[Stored data entries]

——————————

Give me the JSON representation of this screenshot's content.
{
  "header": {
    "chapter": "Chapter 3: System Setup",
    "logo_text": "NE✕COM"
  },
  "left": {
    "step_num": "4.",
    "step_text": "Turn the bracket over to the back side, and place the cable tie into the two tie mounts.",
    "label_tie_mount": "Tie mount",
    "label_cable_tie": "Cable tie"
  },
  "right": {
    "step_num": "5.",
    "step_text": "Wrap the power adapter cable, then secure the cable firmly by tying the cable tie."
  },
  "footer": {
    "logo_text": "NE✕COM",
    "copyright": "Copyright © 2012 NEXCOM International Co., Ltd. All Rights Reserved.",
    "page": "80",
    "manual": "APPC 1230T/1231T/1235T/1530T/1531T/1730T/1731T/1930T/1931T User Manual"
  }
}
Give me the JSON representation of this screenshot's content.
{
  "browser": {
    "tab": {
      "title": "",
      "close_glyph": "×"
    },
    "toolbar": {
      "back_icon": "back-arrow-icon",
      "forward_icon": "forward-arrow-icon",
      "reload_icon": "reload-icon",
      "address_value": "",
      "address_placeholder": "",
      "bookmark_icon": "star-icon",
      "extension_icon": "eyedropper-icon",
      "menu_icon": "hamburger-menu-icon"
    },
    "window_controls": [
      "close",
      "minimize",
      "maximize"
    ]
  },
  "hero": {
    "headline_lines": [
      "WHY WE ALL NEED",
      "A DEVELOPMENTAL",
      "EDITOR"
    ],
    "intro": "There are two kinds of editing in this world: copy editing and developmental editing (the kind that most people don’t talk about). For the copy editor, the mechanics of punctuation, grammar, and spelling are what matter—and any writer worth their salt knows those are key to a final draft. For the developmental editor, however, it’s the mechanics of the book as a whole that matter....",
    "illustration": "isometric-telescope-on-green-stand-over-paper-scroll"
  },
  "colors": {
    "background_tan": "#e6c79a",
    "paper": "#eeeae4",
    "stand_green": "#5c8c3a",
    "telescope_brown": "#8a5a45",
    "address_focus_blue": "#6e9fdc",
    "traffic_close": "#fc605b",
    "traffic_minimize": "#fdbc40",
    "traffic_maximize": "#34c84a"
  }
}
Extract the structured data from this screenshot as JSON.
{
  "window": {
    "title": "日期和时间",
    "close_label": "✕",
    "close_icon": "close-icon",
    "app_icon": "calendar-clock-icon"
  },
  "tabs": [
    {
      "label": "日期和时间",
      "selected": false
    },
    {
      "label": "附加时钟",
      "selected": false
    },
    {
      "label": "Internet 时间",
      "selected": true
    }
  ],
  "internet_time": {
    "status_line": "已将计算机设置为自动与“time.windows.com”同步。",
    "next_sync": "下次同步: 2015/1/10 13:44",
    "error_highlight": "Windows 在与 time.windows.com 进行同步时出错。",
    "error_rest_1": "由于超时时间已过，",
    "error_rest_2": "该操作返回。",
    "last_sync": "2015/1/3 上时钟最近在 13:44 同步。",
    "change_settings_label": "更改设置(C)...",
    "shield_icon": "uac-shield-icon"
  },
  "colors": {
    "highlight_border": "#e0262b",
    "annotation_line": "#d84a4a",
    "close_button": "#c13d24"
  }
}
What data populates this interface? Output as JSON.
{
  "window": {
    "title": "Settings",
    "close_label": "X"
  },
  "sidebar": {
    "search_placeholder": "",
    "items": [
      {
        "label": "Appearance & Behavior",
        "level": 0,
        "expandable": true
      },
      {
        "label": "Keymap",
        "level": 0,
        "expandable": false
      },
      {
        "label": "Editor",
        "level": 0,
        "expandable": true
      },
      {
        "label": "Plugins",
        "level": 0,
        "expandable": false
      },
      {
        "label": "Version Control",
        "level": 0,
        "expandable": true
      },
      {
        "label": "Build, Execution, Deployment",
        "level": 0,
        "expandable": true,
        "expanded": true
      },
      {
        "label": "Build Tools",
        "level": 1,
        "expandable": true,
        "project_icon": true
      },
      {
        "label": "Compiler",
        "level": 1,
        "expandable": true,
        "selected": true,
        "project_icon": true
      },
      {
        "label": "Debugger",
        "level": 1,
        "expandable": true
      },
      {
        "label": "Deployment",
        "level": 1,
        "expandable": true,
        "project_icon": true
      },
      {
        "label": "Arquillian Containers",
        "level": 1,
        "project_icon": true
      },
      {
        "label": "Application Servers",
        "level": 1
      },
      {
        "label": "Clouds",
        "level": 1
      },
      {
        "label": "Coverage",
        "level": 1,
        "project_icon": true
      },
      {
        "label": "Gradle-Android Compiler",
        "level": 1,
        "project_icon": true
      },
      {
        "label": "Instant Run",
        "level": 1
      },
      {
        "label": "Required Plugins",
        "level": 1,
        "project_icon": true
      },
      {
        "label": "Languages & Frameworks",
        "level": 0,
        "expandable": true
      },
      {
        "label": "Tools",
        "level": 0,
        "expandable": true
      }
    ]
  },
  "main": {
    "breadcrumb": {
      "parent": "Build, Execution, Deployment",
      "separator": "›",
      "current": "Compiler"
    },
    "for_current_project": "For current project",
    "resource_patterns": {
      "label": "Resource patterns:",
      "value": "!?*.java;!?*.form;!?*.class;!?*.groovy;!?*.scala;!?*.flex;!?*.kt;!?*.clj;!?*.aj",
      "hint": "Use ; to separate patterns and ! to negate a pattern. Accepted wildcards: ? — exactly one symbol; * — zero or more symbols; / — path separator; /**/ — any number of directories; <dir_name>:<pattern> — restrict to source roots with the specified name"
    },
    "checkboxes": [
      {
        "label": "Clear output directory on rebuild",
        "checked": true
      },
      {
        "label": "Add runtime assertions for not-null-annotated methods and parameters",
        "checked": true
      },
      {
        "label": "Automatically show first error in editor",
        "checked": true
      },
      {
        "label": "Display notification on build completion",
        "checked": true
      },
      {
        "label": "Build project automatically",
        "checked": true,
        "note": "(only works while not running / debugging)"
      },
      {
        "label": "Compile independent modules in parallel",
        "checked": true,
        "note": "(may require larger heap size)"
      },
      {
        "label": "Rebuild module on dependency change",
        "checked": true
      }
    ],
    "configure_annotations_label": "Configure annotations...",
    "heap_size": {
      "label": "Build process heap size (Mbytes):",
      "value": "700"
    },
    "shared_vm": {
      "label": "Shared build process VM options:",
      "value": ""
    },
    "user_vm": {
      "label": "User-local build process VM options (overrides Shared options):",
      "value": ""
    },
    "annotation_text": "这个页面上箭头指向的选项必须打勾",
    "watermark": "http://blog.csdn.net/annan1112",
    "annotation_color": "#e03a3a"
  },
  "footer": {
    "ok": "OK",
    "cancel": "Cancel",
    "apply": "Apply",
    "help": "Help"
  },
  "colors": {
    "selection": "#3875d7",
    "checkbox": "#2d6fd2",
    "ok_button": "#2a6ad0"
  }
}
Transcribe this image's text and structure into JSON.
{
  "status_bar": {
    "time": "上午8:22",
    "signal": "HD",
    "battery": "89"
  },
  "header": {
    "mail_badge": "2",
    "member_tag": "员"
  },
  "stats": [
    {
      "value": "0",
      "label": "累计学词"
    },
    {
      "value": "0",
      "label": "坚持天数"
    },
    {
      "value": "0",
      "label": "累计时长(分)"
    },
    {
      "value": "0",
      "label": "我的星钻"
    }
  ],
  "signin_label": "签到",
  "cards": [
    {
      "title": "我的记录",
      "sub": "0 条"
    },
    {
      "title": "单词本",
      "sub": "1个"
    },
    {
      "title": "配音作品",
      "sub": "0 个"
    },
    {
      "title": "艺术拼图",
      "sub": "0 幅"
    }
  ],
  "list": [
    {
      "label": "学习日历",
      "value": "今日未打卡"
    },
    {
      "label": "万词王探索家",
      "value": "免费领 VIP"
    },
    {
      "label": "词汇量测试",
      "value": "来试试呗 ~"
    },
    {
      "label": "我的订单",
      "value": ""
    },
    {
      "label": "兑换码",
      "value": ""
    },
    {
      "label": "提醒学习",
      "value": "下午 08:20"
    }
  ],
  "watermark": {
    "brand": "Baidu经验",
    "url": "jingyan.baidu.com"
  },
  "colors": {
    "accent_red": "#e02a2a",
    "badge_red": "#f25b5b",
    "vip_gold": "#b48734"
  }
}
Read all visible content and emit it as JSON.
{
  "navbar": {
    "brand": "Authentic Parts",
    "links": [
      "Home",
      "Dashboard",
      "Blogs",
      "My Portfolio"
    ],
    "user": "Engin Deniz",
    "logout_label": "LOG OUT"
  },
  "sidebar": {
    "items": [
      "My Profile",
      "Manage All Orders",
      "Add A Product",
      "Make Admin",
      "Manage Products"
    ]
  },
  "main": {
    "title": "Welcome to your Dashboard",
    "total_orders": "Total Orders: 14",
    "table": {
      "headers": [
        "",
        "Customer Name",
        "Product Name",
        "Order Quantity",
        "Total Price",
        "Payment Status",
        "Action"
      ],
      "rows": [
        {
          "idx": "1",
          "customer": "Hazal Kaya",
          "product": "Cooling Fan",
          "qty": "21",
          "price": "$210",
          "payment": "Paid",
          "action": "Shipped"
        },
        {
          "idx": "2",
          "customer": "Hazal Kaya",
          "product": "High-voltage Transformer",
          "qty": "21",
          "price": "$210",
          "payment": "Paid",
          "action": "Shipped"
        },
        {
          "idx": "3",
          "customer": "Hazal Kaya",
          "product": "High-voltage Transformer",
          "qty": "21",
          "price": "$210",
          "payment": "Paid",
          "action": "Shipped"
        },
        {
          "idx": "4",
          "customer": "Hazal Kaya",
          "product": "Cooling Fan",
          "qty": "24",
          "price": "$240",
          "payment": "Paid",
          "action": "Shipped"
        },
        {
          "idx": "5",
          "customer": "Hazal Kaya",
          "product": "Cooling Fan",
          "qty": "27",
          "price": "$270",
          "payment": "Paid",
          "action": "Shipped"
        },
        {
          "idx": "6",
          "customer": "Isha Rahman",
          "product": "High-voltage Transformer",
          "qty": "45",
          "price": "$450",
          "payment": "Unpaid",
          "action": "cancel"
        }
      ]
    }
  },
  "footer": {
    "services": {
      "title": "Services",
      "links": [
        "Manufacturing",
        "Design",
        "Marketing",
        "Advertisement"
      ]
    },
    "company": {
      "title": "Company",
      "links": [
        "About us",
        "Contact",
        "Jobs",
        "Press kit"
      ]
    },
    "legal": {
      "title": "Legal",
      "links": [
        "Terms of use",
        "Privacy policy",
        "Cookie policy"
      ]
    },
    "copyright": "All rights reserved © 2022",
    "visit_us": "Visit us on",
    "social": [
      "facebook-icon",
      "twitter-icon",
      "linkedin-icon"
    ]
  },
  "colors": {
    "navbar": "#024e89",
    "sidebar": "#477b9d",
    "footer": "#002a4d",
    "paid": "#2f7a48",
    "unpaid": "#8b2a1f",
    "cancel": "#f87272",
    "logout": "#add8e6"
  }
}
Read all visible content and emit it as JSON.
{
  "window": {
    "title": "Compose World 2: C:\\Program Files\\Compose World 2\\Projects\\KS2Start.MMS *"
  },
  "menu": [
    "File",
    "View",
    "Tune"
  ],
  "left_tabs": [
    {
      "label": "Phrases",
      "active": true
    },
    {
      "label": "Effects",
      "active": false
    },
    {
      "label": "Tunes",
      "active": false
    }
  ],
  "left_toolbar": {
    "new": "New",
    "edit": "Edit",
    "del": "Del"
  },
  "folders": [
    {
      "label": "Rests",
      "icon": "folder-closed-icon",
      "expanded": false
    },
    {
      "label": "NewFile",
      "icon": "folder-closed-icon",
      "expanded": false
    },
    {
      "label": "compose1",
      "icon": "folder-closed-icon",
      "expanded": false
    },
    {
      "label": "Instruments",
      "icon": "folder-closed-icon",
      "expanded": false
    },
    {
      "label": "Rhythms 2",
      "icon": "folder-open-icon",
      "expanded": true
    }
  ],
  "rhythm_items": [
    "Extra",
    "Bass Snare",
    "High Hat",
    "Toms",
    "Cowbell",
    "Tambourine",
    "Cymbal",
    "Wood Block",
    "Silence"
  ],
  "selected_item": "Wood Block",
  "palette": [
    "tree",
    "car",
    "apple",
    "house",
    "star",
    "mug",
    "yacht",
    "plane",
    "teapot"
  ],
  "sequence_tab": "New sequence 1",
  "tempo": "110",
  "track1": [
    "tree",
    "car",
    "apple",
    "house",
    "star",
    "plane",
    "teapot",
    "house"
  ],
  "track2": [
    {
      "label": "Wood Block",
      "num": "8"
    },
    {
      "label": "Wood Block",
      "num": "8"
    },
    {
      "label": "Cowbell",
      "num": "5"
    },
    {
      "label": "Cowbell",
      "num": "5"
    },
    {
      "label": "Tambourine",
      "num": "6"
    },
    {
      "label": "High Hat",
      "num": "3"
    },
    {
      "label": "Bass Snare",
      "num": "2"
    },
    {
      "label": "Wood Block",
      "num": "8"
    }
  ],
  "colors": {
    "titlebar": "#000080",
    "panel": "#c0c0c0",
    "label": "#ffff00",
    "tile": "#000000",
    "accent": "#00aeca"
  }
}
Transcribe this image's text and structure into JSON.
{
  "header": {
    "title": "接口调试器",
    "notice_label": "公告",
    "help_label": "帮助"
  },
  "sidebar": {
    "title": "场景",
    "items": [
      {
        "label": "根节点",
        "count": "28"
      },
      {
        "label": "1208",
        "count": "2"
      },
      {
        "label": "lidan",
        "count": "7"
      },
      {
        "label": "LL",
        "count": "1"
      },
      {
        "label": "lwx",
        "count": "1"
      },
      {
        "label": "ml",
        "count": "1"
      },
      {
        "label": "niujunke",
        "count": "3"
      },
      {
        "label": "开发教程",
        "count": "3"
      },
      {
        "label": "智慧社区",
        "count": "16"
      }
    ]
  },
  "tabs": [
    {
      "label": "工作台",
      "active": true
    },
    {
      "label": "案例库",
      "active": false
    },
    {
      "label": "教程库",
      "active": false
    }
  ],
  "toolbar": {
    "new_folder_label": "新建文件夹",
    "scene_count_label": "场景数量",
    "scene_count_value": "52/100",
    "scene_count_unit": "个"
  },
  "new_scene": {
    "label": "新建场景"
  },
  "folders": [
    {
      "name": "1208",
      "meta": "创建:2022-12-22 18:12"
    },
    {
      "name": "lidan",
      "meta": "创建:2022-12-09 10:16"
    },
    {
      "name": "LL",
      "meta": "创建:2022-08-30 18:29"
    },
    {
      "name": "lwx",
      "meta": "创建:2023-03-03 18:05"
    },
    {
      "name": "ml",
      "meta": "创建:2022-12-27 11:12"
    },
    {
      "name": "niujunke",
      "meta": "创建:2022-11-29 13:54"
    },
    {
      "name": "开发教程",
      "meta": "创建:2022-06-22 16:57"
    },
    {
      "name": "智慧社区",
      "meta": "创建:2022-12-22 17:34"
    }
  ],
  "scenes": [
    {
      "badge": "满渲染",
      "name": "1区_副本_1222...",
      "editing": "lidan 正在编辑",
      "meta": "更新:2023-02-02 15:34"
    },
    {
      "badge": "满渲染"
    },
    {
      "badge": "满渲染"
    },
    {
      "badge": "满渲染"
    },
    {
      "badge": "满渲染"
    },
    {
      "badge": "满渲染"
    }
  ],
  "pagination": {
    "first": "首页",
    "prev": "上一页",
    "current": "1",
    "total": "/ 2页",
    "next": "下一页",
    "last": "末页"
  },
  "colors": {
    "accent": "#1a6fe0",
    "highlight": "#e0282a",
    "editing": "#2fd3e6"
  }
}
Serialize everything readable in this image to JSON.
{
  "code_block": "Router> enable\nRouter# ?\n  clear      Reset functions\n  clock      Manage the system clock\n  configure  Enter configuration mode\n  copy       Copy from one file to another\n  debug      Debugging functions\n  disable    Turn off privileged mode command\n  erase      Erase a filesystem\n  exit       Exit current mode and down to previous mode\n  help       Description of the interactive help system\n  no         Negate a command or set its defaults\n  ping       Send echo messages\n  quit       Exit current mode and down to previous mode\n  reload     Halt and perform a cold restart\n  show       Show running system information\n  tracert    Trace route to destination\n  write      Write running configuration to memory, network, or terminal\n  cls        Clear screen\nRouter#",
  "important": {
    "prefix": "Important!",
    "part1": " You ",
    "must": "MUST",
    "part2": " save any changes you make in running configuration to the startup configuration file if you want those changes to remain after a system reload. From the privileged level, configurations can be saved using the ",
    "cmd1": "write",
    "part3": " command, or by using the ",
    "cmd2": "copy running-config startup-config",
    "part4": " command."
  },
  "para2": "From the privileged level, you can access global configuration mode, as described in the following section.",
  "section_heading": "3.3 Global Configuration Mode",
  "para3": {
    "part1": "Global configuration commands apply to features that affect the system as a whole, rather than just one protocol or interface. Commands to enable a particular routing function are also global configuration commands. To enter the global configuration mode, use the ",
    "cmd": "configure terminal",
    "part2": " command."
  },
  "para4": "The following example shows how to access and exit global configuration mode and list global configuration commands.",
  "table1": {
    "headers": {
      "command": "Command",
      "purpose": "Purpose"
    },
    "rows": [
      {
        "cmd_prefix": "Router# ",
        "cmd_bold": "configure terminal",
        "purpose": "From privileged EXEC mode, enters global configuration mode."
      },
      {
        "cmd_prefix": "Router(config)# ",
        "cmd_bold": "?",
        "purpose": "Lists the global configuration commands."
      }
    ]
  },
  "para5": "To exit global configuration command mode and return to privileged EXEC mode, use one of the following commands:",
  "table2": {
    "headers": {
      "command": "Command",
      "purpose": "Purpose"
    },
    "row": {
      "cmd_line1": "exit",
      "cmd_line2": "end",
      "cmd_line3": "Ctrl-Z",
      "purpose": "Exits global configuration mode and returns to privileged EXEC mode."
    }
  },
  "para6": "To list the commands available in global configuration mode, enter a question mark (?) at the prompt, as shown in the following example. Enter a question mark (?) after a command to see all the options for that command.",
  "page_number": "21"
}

——————————

→ Work required: Select and copy every line from the records that includes the word "options".

→ Solution to the exercise:
      "label": "Shared build process VM options:",
      "label": "User-local build process VM options (overrides Shared options):",
  "para6": "To list the commands available in global configuration mode, enter a question mark (?) at the prompt, as shown in the following example. Enter a question mark (?) after a command to see all the options for that command.",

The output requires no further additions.